Data records
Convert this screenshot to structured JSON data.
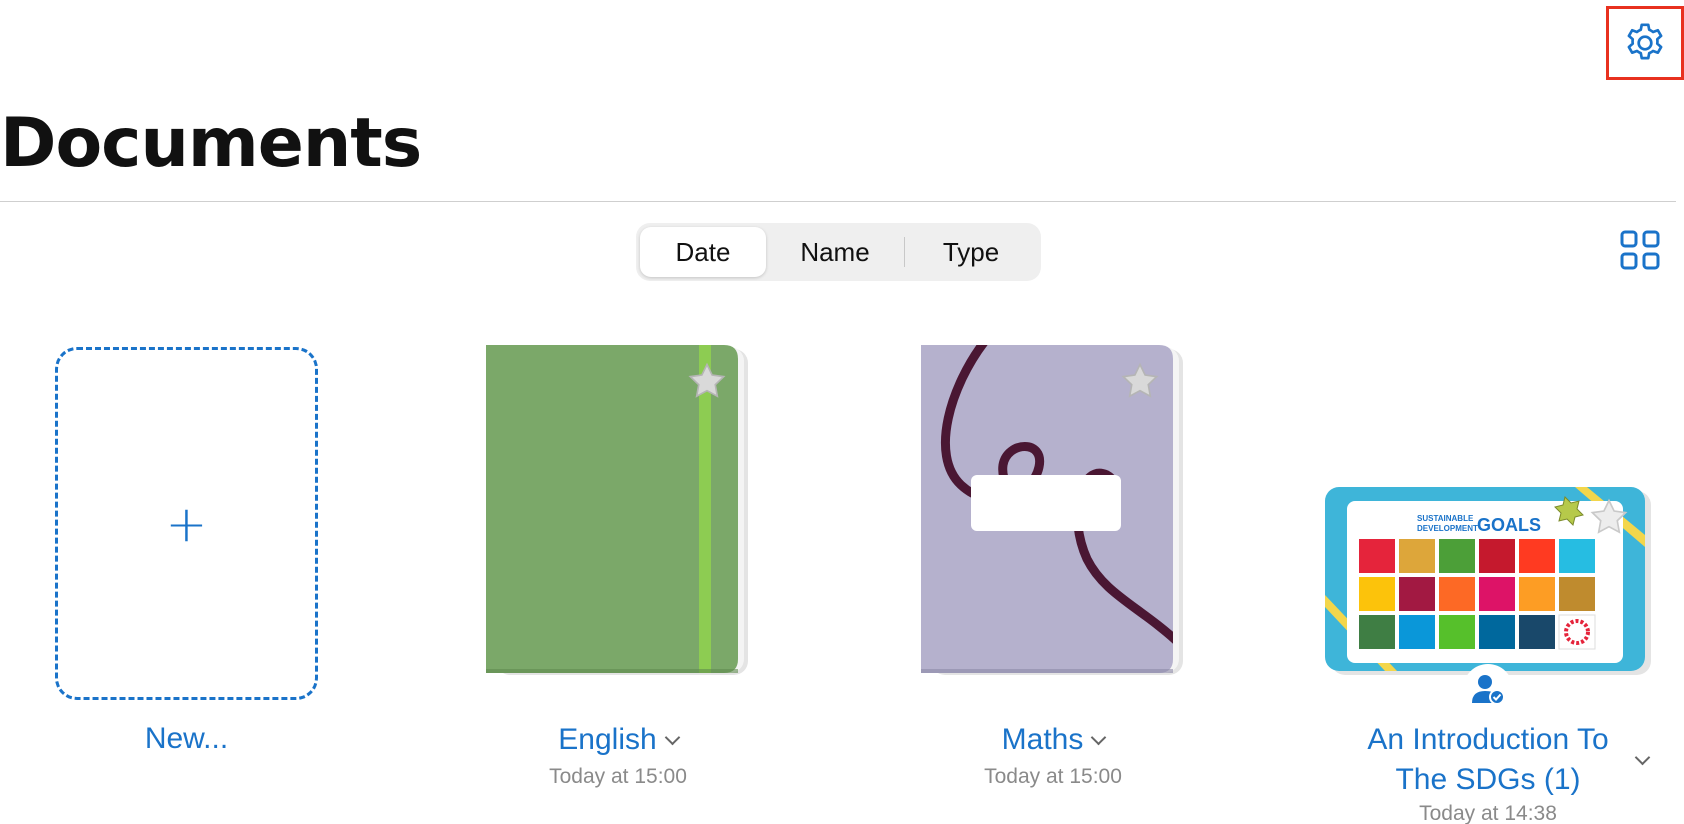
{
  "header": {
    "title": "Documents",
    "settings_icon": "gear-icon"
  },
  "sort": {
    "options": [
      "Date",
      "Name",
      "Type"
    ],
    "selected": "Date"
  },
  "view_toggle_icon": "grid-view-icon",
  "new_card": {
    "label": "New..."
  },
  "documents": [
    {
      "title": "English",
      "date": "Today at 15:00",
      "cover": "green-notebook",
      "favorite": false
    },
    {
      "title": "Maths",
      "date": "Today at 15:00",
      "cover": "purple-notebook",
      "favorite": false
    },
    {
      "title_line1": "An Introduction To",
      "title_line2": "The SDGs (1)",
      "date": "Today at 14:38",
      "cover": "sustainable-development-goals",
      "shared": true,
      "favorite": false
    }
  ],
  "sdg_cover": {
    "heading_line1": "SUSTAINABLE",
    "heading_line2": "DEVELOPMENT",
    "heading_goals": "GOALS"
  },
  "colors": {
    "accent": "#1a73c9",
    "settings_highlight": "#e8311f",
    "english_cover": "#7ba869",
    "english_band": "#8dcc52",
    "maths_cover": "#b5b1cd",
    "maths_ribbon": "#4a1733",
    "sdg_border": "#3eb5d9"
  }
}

...

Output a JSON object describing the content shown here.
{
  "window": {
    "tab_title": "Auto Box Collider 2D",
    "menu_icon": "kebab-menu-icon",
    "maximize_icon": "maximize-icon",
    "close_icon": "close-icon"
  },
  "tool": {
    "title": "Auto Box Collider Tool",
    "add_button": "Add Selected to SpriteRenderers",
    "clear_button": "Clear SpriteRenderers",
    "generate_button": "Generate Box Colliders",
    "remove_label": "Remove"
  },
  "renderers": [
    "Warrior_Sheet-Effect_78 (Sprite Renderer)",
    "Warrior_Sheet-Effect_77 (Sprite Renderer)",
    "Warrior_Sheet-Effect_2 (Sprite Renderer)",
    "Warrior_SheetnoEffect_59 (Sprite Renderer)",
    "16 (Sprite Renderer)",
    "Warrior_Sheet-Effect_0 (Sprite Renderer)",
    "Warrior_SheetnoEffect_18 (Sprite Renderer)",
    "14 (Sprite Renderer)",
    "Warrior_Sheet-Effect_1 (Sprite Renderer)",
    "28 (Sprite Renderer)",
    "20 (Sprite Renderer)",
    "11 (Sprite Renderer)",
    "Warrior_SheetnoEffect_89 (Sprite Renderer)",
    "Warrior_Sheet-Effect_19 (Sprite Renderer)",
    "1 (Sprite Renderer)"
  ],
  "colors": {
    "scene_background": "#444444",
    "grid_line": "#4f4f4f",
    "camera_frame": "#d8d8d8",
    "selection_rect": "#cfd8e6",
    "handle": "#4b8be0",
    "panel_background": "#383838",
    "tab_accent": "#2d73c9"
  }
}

TASK TO COMPLETE |
Determine the number of lines in the listing that contain the string "JSON". Write that number and nothing else.

ANSWER |
2